>>>

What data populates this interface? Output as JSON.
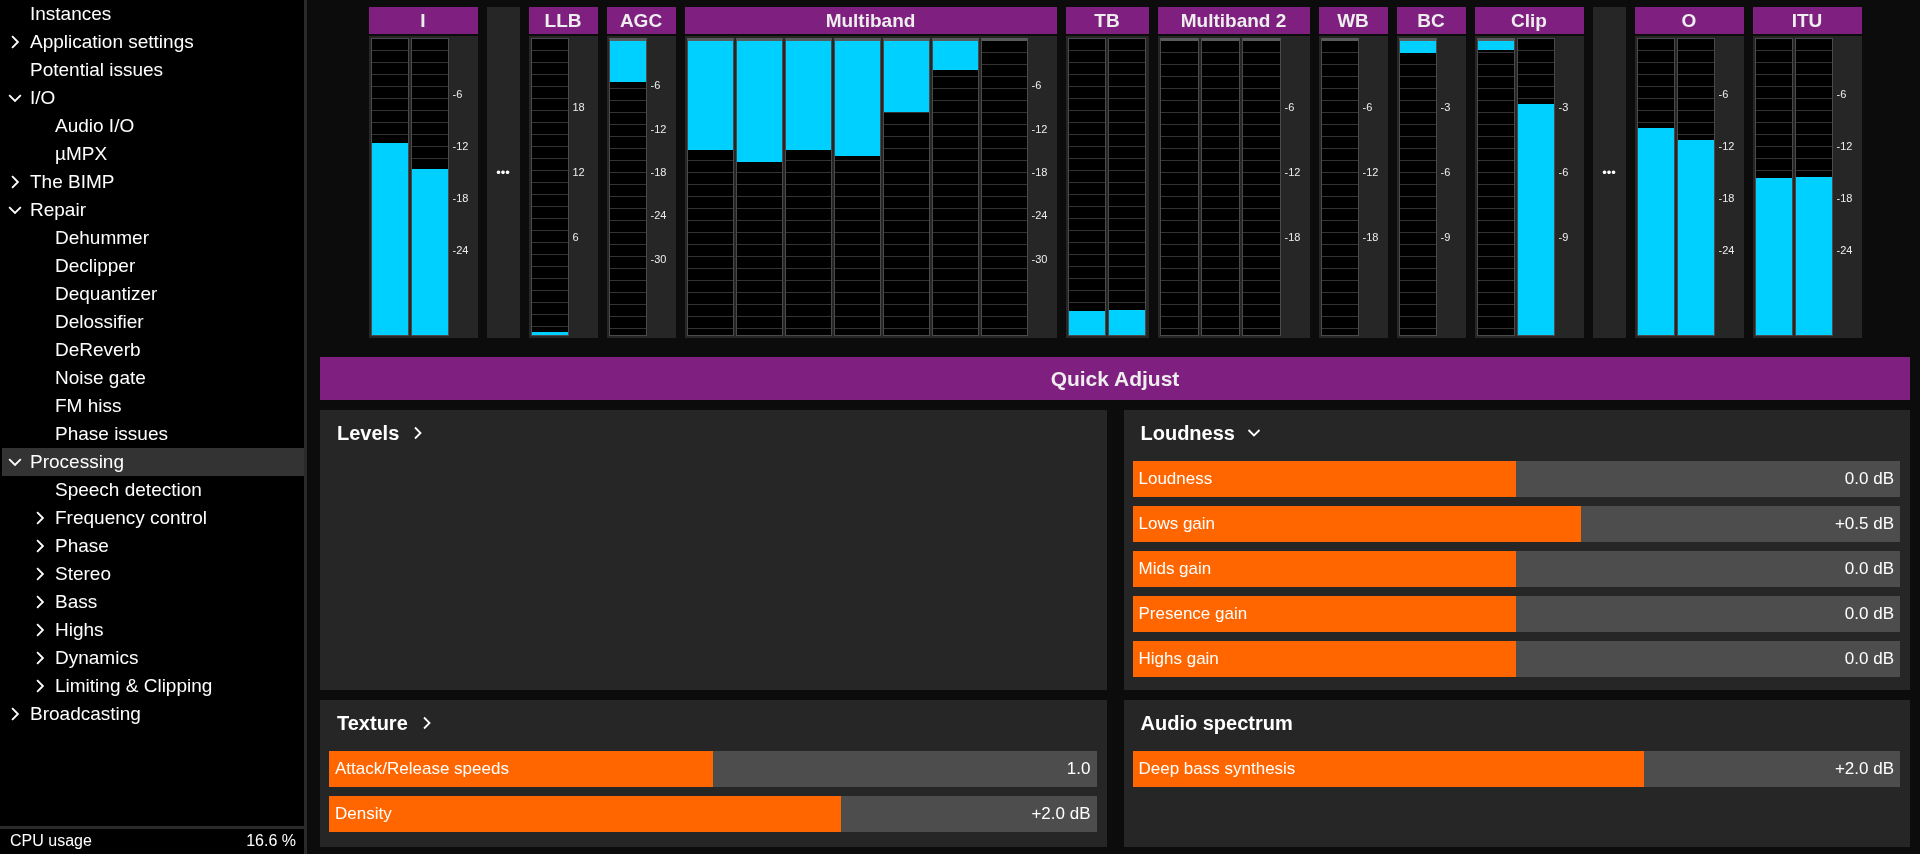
{
  "sidebar": {
    "items": [
      {
        "label": "Instances",
        "selected": false
      },
      {
        "label": "Application settings",
        "selected": false,
        "expanded": false
      },
      {
        "label": "Potential issues",
        "selected": false
      },
      {
        "label": "I/O",
        "selected": false,
        "expanded": true,
        "children": [
          {
            "label": "Audio I/O",
            "selected": false
          },
          {
            "label": "µMPX",
            "selected": false
          }
        ]
      },
      {
        "label": "The BIMP",
        "selected": false,
        "expanded": false
      },
      {
        "label": "Repair",
        "selected": false,
        "expanded": true,
        "children": [
          {
            "label": "Dehummer",
            "selected": false
          },
          {
            "label": "Declipper",
            "selected": false
          },
          {
            "label": "Dequantizer",
            "selected": false
          },
          {
            "label": "Delossifier",
            "selected": false
          },
          {
            "label": "DeReverb",
            "selected": false
          },
          {
            "label": "Noise gate",
            "selected": false
          },
          {
            "label": "FM hiss",
            "selected": false
          },
          {
            "label": "Phase issues",
            "selected": false
          }
        ]
      },
      {
        "label": "Processing",
        "selected": true,
        "expanded": true,
        "children": [
          {
            "label": "Speech detection",
            "selected": false
          },
          {
            "label": "Frequency control",
            "selected": false,
            "expanded": false
          },
          {
            "label": "Phase",
            "selected": false,
            "expanded": false
          },
          {
            "label": "Stereo",
            "selected": false,
            "expanded": false
          },
          {
            "label": "Bass",
            "selected": false,
            "expanded": false
          },
          {
            "label": "Highs",
            "selected": false,
            "expanded": false
          },
          {
            "label": "Dynamics",
            "selected": false,
            "expanded": false
          },
          {
            "label": "Limiting & Clipping",
            "selected": false,
            "expanded": false
          }
        ]
      },
      {
        "label": "Broadcasting",
        "selected": false,
        "expanded": false
      }
    ],
    "status": {
      "label": "CPU usage",
      "value": "16.6 %"
    }
  },
  "meters": [
    {
      "kind": "meter",
      "title": "I",
      "bars": [
        {
          "kind": "level",
          "level": 0.65
        },
        {
          "kind": "level",
          "level": 0.56
        }
      ],
      "ticks": [
        "-6",
        "-12",
        "-18",
        "-24"
      ]
    },
    {
      "kind": "more",
      "label": "•••"
    },
    {
      "kind": "meter",
      "title": "LLB",
      "bars": [
        {
          "kind": "level",
          "level": 0.01
        }
      ],
      "ticks": [
        "18",
        "12",
        "6"
      ]
    },
    {
      "kind": "meter",
      "title": "AGC",
      "bars": [
        {
          "kind": "reduction",
          "level": 0.14
        }
      ],
      "ticks": [
        "-6",
        "-12",
        "-18",
        "-24",
        "-30"
      ]
    },
    {
      "kind": "meter",
      "title": "Multiband",
      "bars": [
        {
          "kind": "reduction",
          "level": 0.37
        },
        {
          "kind": "reduction",
          "level": 0.41
        },
        {
          "kind": "reduction",
          "level": 0.37
        },
        {
          "kind": "reduction",
          "level": 0.39
        },
        {
          "kind": "reduction",
          "level": 0.24
        },
        {
          "kind": "reduction",
          "level": 0.1
        },
        {
          "kind": "reduction"
        }
      ],
      "ticks": [
        "-6",
        "-12",
        "-18",
        "-24",
        "-30"
      ]
    },
    {
      "kind": "meter",
      "title": "TB",
      "bars": [
        {
          "kind": "level",
          "level": 0.08
        },
        {
          "kind": "level",
          "level": 0.085
        }
      ]
    },
    {
      "kind": "meter",
      "title": "Multiband 2",
      "bars": [
        {
          "kind": "reduction"
        },
        {
          "kind": "reduction"
        },
        {
          "kind": "reduction"
        }
      ],
      "ticks": [
        "-6",
        "-12",
        "-18"
      ]
    },
    {
      "kind": "meter",
      "title": "WB",
      "bars": [
        {
          "kind": "reduction"
        }
      ],
      "ticks": [
        "-6",
        "-12",
        "-18"
      ]
    },
    {
      "kind": "meter",
      "title": "BC",
      "bars": [
        {
          "kind": "reduction",
          "level": 0.04
        }
      ],
      "ticks": [
        "-3",
        "-6",
        "-9"
      ]
    },
    {
      "kind": "meter",
      "title": "Clip",
      "bars": [
        {
          "kind": "reduction",
          "level": 0.03
        },
        {
          "kind": "level",
          "level": 0.78
        }
      ],
      "ticks": [
        "-3",
        "-6",
        "-9"
      ]
    },
    {
      "kind": "more",
      "label": "•••"
    },
    {
      "kind": "meter",
      "title": "O",
      "bars": [
        {
          "kind": "level",
          "level": 0.7
        },
        {
          "kind": "level",
          "level": 0.66
        }
      ],
      "ticks": [
        "-6",
        "-12",
        "-18",
        "-24"
      ]
    },
    {
      "kind": "meter",
      "title": "ITU",
      "bars": [
        {
          "kind": "level",
          "level": 0.53
        },
        {
          "kind": "level",
          "level": 0.535
        }
      ],
      "ticks": [
        "-6",
        "-12",
        "-18",
        "-24"
      ]
    }
  ],
  "quick_adjust": {
    "title": "Quick Adjust",
    "panels": [
      {
        "title": "Levels",
        "expanded": false
      },
      {
        "title": "Loudness",
        "expanded": true,
        "sliders": [
          {
            "label": "Loudness",
            "reading": "0.0 dB",
            "level": 0.5
          },
          {
            "label": "Lows gain",
            "reading": "+0.5 dB",
            "level": 0.584
          },
          {
            "label": "Mids gain",
            "reading": "0.0 dB",
            "level": 0.5
          },
          {
            "label": "Presence gain",
            "reading": "0.0 dB",
            "level": 0.5
          },
          {
            "label": "Highs gain",
            "reading": "0.0 dB",
            "level": 0.5
          }
        ]
      },
      {
        "title": "Texture",
        "expanded": false,
        "sliders": [
          {
            "label": "Attack/Release speeds",
            "reading": "1.0",
            "level": 0.5
          },
          {
            "label": "Density",
            "reading": "+2.0 dB",
            "level": 0.667
          }
        ]
      },
      {
        "title": "Audio spectrum",
        "sliders": [
          {
            "label": "Deep bass synthesis",
            "reading": "+2.0 dB",
            "level": 0.667
          }
        ]
      }
    ]
  }
}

<<<

# [DIRECTIONS FOR THIS TASK]
Reproduce the entries above without change, omitting all pictures.

# [THE OUTPUT]
What data populates this interface? Output as JSON.
{
  "sidebar": {
    "items": [
      {
        "label": "Instances",
        "selected": false
      },
      {
        "label": "Application settings",
        "selected": false,
        "expanded": false
      },
      {
        "label": "Potential issues",
        "selected": false
      },
      {
        "label": "I/O",
        "selected": false,
        "expanded": true,
        "children": [
          {
            "label": "Audio I/O",
            "selected": false
          },
          {
            "label": "µMPX",
            "selected": false
          }
        ]
      },
      {
        "label": "The BIMP",
        "selected": false,
        "expanded": false
      },
      {
        "label": "Repair",
        "selected": false,
        "expanded": true,
        "children": [
          {
            "label": "Dehummer",
            "selected": false
          },
          {
            "label": "Declipper",
            "selected": false
          },
          {
            "label": "Dequantizer",
            "selected": false
          },
          {
            "label": "Delossifier",
            "selected": false
          },
          {
            "label": "DeReverb",
            "selected": false
          },
          {
            "label": "Noise gate",
            "selected": false
          },
          {
            "label": "FM hiss",
            "selected": false
          },
          {
            "label": "Phase issues",
            "selected": false
          }
        ]
      },
      {
        "label": "Processing",
        "selected": true,
        "expanded": true,
        "children": [
          {
            "label": "Speech detection",
            "selected": false
          },
          {
            "label": "Frequency control",
            "selected": false,
            "expanded": false
          },
          {
            "label": "Phase",
            "selected": false,
            "expanded": false
          },
          {
            "label": "Stereo",
            "selected": false,
            "expanded": false
          },
          {
            "label": "Bass",
            "selected": false,
            "expanded": false
          },
          {
            "label": "Highs",
            "selected": false,
            "expanded": false
          },
          {
            "label": "Dynamics",
            "selected": false,
            "expanded": false
          },
          {
            "label": "Limiting & Clipping",
            "selected": false,
            "expanded": false
          }
        ]
      },
      {
        "label": "Broadcasting",
        "selected": false,
        "expanded": false
      }
    ],
    "status": {
      "label": "CPU usage",
      "value": "16.6 %"
    }
  },
  "meters": [
    {
      "kind": "meter",
      "title": "I",
      "bars": [
        {
          "kind": "level",
          "level": 0.65
        },
        {
          "kind": "level",
          "level": 0.56
        }
      ],
      "ticks": [
        "-6",
        "-12",
        "-18",
        "-24"
      ]
    },
    {
      "kind": "more",
      "label": "•••"
    },
    {
      "kind": "meter",
      "title": "LLB",
      "bars": [
        {
          "kind": "level",
          "level": 0.01
        }
      ],
      "ticks": [
        "18",
        "12",
        "6"
      ]
    },
    {
      "kind": "meter",
      "title": "AGC",
      "bars": [
        {
          "kind": "reduction",
          "level": 0.14
        }
      ],
      "ticks": [
        "-6",
        "-12",
        "-18",
        "-24",
        "-30"
      ]
    },
    {
      "kind": "meter",
      "title": "Multiband",
      "bars": [
        {
          "kind": "reduction",
          "level": 0.37
        },
        {
          "kind": "reduction",
          "level": 0.41
        },
        {
          "kind": "reduction",
          "level": 0.37
        },
        {
          "kind": "reduction",
          "level": 0.39
        },
        {
          "kind": "reduction",
          "level": 0.24
        },
        {
          "kind": "reduction",
          "level": 0.1
        },
        {
          "kind": "reduction"
        }
      ],
      "ticks": [
        "-6",
        "-12",
        "-18",
        "-24",
        "-30"
      ]
    },
    {
      "kind": "meter",
      "title": "TB",
      "bars": [
        {
          "kind": "level",
          "level": 0.08
        },
        {
          "kind": "level",
          "level": 0.085
        }
      ]
    },
    {
      "kind": "meter",
      "title": "Multiband 2",
      "bars": [
        {
          "kind": "reduction"
        },
        {
          "kind": "reduction"
        },
        {
          "kind": "reduction"
        }
      ],
      "ticks": [
        "-6",
        "-12",
        "-18"
      ]
    },
    {
      "kind": "meter",
      "title": "WB",
      "bars": [
        {
          "kind": "reduction"
        }
      ],
      "ticks": [
        "-6",
        "-12",
        "-18"
      ]
    },
    {
      "kind": "meter",
      "title": "BC",
      "bars": [
        {
          "kind": "reduction",
          "level": 0.04
        }
      ],
      "ticks": [
        "-3",
        "-6",
        "-9"
      ]
    },
    {
      "kind": "meter",
      "title": "Clip",
      "bars": [
        {
          "kind": "reduction",
          "level": 0.03
        },
        {
          "kind": "level",
          "level": 0.78
        }
      ],
      "ticks": [
        "-3",
        "-6",
        "-9"
      ]
    },
    {
      "kind": "more",
      "label": "•••"
    },
    {
      "kind": "meter",
      "title": "O",
      "bars": [
        {
          "kind": "level",
          "level": 0.7
        },
        {
          "kind": "level",
          "level": 0.66
        }
      ],
      "ticks": [
        "-6",
        "-12",
        "-18",
        "-24"
      ]
    },
    {
      "kind": "meter",
      "title": "ITU",
      "bars": [
        {
          "kind": "level",
          "level": 0.53
        },
        {
          "kind": "level",
          "level": 0.535
        }
      ],
      "ticks": [
        "-6",
        "-12",
        "-18",
        "-24"
      ]
    }
  ],
  "quick_adjust": {
    "title": "Quick Adjust",
    "panels": [
      {
        "title": "Levels",
        "expanded": false
      },
      {
        "title": "Loudness",
        "expanded": true,
        "sliders": [
          {
            "label": "Loudness",
            "reading": "0.0 dB",
            "level": 0.5
          },
          {
            "label": "Lows gain",
            "reading": "+0.5 dB",
            "level": 0.584
          },
          {
            "label": "Mids gain",
            "reading": "0.0 dB",
            "level": 0.5
          },
          {
            "label": "Presence gain",
            "reading": "0.0 dB",
            "level": 0.5
          },
          {
            "label": "Highs gain",
            "reading": "0.0 dB",
            "level": 0.5
          }
        ]
      },
      {
        "title": "Texture",
        "expanded": false,
        "sliders": [
          {
            "label": "Attack/Release speeds",
            "reading": "1.0",
            "level": 0.5
          },
          {
            "label": "Density",
            "reading": "+2.0 dB",
            "level": 0.667
          }
        ]
      },
      {
        "title": "Audio spectrum",
        "sliders": [
          {
            "label": "Deep bass synthesis",
            "reading": "+2.0 dB",
            "level": 0.667
          }
        ]
      }
    ]
  }
}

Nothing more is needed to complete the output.